## Goal
Using the records below, copy out exactly the line that contains "What data populates" and every line that follows it, up to and including the last, and no others.

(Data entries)

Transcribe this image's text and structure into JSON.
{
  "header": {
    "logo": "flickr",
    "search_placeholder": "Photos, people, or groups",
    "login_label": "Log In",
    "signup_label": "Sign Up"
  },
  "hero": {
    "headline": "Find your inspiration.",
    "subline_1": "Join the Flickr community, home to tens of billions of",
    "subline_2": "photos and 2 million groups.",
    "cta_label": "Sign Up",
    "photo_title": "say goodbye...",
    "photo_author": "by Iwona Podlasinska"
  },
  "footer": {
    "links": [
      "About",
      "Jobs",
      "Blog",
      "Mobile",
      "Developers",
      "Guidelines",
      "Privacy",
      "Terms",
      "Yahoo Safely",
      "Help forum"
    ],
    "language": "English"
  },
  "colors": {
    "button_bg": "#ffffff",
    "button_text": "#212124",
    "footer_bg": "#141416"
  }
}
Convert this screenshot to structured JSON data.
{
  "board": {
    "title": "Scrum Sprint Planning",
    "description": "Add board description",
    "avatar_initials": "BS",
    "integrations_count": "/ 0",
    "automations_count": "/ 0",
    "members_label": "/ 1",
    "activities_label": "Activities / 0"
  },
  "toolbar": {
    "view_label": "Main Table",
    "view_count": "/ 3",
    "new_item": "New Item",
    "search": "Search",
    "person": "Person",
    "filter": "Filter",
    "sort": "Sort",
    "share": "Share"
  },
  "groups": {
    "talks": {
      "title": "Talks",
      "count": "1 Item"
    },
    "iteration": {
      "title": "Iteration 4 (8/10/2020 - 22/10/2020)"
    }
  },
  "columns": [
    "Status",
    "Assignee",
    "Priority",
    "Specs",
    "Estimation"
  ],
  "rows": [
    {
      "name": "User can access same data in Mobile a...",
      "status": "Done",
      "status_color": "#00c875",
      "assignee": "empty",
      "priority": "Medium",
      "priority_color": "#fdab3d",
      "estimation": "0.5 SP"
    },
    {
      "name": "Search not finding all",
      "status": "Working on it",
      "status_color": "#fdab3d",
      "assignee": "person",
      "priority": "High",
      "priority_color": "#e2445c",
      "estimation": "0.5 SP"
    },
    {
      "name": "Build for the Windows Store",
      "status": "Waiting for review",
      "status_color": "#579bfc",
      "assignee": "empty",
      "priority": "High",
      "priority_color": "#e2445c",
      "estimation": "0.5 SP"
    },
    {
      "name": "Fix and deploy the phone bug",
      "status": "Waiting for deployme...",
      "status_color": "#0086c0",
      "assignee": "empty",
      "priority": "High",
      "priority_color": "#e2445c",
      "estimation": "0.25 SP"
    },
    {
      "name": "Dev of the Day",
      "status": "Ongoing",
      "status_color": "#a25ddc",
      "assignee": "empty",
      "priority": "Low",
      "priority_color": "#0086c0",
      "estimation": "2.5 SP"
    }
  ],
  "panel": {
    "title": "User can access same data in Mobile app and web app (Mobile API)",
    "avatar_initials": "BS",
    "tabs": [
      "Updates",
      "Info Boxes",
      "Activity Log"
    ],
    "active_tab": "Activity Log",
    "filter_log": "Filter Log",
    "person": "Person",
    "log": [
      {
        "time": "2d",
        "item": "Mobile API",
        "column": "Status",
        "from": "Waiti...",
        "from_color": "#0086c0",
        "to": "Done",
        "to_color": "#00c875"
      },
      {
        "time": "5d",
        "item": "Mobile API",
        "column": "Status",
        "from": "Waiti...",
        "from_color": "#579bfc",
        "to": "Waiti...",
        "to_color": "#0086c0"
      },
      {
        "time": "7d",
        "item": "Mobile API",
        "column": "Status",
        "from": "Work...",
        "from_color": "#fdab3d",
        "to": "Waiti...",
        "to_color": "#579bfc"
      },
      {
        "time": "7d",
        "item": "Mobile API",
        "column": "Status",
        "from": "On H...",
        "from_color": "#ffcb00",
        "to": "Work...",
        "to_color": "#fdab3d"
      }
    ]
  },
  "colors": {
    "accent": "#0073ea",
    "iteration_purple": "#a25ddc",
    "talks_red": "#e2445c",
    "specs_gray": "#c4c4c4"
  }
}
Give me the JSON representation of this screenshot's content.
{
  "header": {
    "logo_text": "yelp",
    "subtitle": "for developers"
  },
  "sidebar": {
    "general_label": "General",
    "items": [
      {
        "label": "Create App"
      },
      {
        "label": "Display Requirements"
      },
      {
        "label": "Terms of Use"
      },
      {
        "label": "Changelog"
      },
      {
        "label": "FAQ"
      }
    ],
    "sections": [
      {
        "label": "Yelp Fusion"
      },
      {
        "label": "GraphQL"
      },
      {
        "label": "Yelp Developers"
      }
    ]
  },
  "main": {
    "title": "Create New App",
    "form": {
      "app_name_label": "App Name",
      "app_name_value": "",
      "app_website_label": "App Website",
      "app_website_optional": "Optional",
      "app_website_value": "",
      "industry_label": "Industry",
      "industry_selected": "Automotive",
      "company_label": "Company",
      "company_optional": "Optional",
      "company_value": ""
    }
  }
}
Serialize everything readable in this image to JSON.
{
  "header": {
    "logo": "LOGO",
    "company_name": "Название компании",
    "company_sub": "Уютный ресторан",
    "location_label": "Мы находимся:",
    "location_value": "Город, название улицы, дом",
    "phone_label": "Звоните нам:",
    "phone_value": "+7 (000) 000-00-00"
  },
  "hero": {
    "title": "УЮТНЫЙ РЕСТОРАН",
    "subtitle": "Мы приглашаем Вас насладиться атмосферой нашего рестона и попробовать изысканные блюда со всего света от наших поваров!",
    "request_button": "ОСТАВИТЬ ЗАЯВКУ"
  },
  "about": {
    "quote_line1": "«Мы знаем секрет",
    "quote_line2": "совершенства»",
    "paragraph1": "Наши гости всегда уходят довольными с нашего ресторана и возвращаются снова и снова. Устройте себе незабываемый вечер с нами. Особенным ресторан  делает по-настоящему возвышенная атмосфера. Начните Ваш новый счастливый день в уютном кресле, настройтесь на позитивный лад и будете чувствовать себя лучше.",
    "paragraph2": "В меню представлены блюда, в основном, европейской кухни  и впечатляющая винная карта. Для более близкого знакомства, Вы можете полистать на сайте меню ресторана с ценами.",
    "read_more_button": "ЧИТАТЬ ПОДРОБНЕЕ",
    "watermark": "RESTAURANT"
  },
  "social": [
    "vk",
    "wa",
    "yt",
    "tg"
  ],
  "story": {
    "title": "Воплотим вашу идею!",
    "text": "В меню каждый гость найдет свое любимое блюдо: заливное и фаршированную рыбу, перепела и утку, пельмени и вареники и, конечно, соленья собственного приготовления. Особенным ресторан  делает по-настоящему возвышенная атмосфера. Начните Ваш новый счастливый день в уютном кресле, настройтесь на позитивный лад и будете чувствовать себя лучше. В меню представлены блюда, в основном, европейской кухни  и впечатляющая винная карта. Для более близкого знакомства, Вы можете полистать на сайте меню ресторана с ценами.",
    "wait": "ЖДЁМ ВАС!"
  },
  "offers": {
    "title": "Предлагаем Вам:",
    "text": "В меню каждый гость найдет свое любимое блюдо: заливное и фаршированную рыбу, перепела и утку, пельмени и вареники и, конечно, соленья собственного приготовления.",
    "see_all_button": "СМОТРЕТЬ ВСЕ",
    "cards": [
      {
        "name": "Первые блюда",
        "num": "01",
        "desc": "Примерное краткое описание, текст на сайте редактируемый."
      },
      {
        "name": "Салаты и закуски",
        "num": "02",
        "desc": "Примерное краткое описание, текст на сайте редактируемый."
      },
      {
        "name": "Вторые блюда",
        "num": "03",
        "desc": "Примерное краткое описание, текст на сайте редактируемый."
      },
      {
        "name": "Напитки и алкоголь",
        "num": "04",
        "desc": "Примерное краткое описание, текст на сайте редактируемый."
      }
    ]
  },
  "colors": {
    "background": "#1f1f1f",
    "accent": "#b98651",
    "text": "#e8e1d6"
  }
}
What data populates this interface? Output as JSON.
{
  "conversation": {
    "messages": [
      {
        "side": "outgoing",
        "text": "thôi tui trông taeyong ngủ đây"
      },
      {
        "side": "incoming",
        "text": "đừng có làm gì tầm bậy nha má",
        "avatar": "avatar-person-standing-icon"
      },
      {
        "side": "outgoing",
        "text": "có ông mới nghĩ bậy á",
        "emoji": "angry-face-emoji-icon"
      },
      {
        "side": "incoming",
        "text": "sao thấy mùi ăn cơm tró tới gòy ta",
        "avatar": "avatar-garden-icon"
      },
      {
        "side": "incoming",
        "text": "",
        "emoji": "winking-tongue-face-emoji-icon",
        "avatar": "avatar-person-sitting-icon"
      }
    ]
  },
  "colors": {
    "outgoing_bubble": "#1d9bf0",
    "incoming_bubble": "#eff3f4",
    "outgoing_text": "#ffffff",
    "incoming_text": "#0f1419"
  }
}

## Answer for the task
What data populates this interface? Output as JSON.
{
  "conversation": {
    "messages": [
      {
        "side": "outgoing",
        "text": "thôi tui trông taeyong ngủ đây"
      },
      {
        "side": "incoming",
        "text": "đừng có làm gì tầm bậy nha má",
        "avatar": "avatar-person-standing-icon"
      },
      {
        "side": "outgoing",
        "text": "có ông mới nghĩ bậy á",
        "emoji": "angry-face-emoji-icon"
      },
      {
        "side": "incoming",
        "text": "sao thấy mùi ăn cơm tró tới gòy ta",
        "avatar": "avatar-garden-icon"
      },
      {
        "side": "incoming",
        "text": "",
        "emoji": "winking-tongue-face-emoji-icon",
        "avatar": "avatar-person-sitting-icon"
      }
    ]
  },
  "colors": {
    "outgoing_bubble": "#1d9bf0",
    "incoming_bubble": "#eff3f4",
    "outgoing_text": "#ffffff",
    "incoming_text": "#0f1419"
  }
}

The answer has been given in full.